** Start Exercise input **

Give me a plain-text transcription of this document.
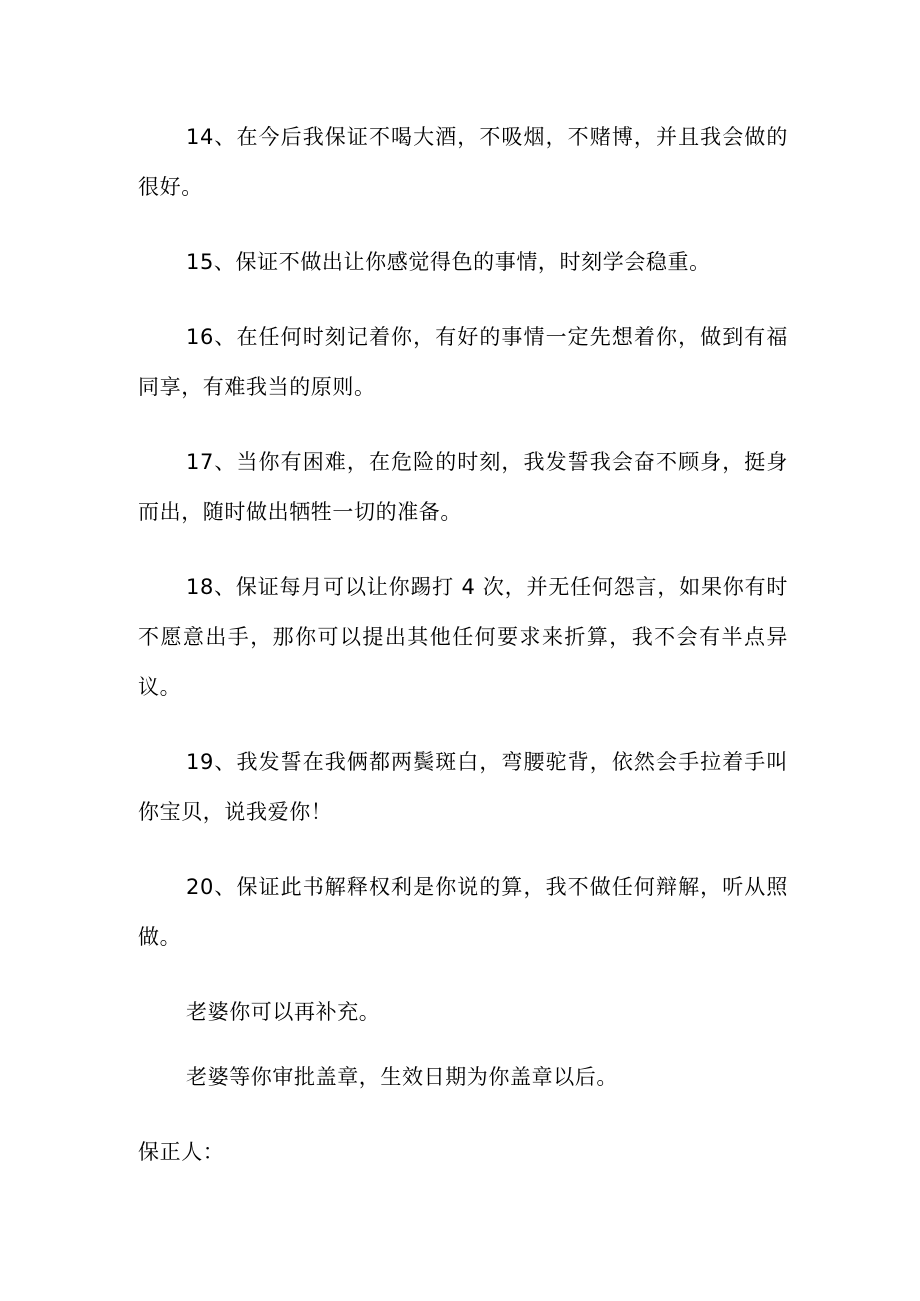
14、在今后我保证不喝大酒，不吸烟，不赌博，并且我会做的很好。

15、保证不做出让你感觉得色的事情，时刻学会稳重。

16、在任何时刻记着你，有好的事情一定先想着你，做到有福同享，有难我当的原则。

17、当你有困难，在危险的时刻，我发誓我会奋不顾身，挺身而出，随时做出牺牲一切的准备。

18、保证每月可以让你踢打 4 次，并无任何怨言，如果你有时不愿意出手，那你可以提出其他任何要求来折算，我不会有半点异议。

19、我发誓在我俩都两鬓斑白，弯腰驼背，依然会手拉着手叫你宝贝，说我爱你！

20、保证此书解释权利是你说的算，我不做任何辩解，听从照做。

老婆你可以再补充。

老婆等你审批盖章，生效日期为你盖章以后。

保正人：
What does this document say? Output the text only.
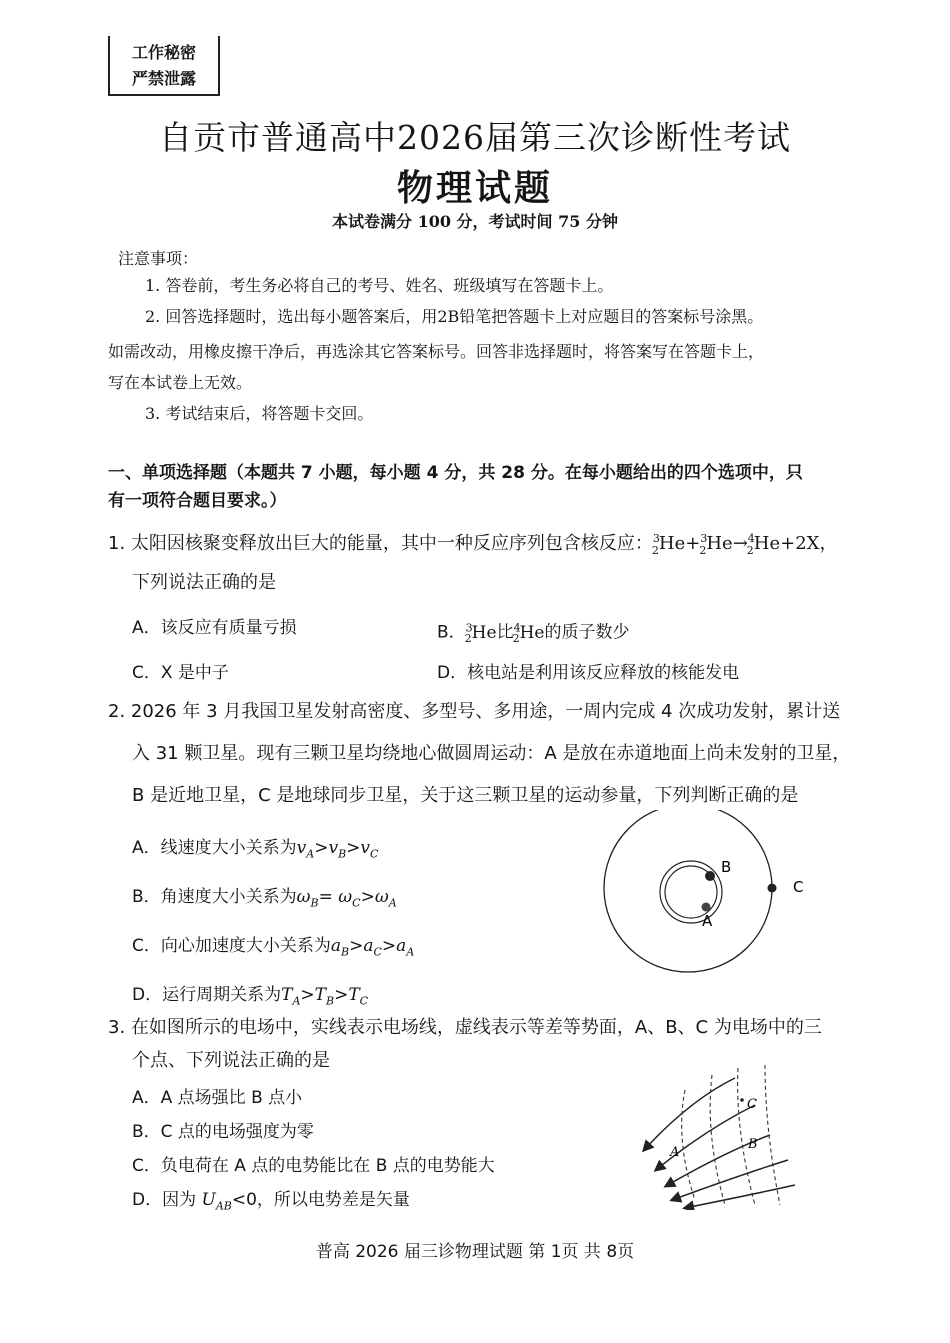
工作秘密
严禁泄露
自贡市普通高中2026届第三次诊断性考试
物理试题
本试卷满分 100 分，考试时间 75 分钟
注意事项：
1. 答卷前，考生务必将自己的考号、姓名、班级填写在答题卡上。
2. 回答选择题时，选出每小题答案后，用2B铅笔把答题卡上对应题目的答案标号涂黑。
如需改动，用橡皮擦干净后，再选涂其它答案标号。回答非选择题时，将答案写在答题卡上，
写在本试卷上无效。
3. 考试结束后，将答题卡交回。
一、单项选择题（本题共 7 小题，每小题 4 分，共 28 分。在每小题给出的四个选项中，只
有一项符合题目要求。）
1. 太阳因核聚变释放出巨大的能量，其中一种反应序列包含核反应：$^3_2$He+$^3_2$He→$^4_2$He+2X，
下列说法正确的是
A．该反应有质量亏损	B．$^3_2$He比$^4_2$He的质子数少
C．X 是中子	D．核电站是利用该反应释放的核能发电
2. 2026 年 3 月我国卫星发射高密度、多型号、多用途，一周内完成 4 次成功发射，累计送
入 31 颗卫星。现有三颗卫星均绕地心做圆周运动：A 是放在赤道地面上尚未发射的卫星，
B 是近地卫星，C 是地球同步卫星，关于这三颗卫星的运动参量，下列判断正确的是
A．线速度大小关系为$v_A>v_B>v_C$
B．角速度大小关系为$\omega_B= \omega_C>\omega_A$
C．向心加速度大小关系为$a_B>a_C>a_A$
D．运行周期关系为$T_A>T_B>T_C$
B
A
C
3. 在如图所示的电场中，实线表示电场线，虚线表示等差等势面，A、B、C 为电场中的三
个点、下列说法正确的是
A．A 点场强比 B 点小
B．C 点的电场强度为零
C．负电荷在 A 点的电势能比在 B 点的电势能大
D．因为 $U_{AB}<0$，所以电势差是矢量
C
B
A
普高 2026 届三诊物理试题 第 1页 共 8页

** End Exercise input **

**Work to be completed**
Select the lines from the entries that include the word "document".

**Response to the exercise**
Give me a plain-text transcription of this document.
What does this document say? Output the text only.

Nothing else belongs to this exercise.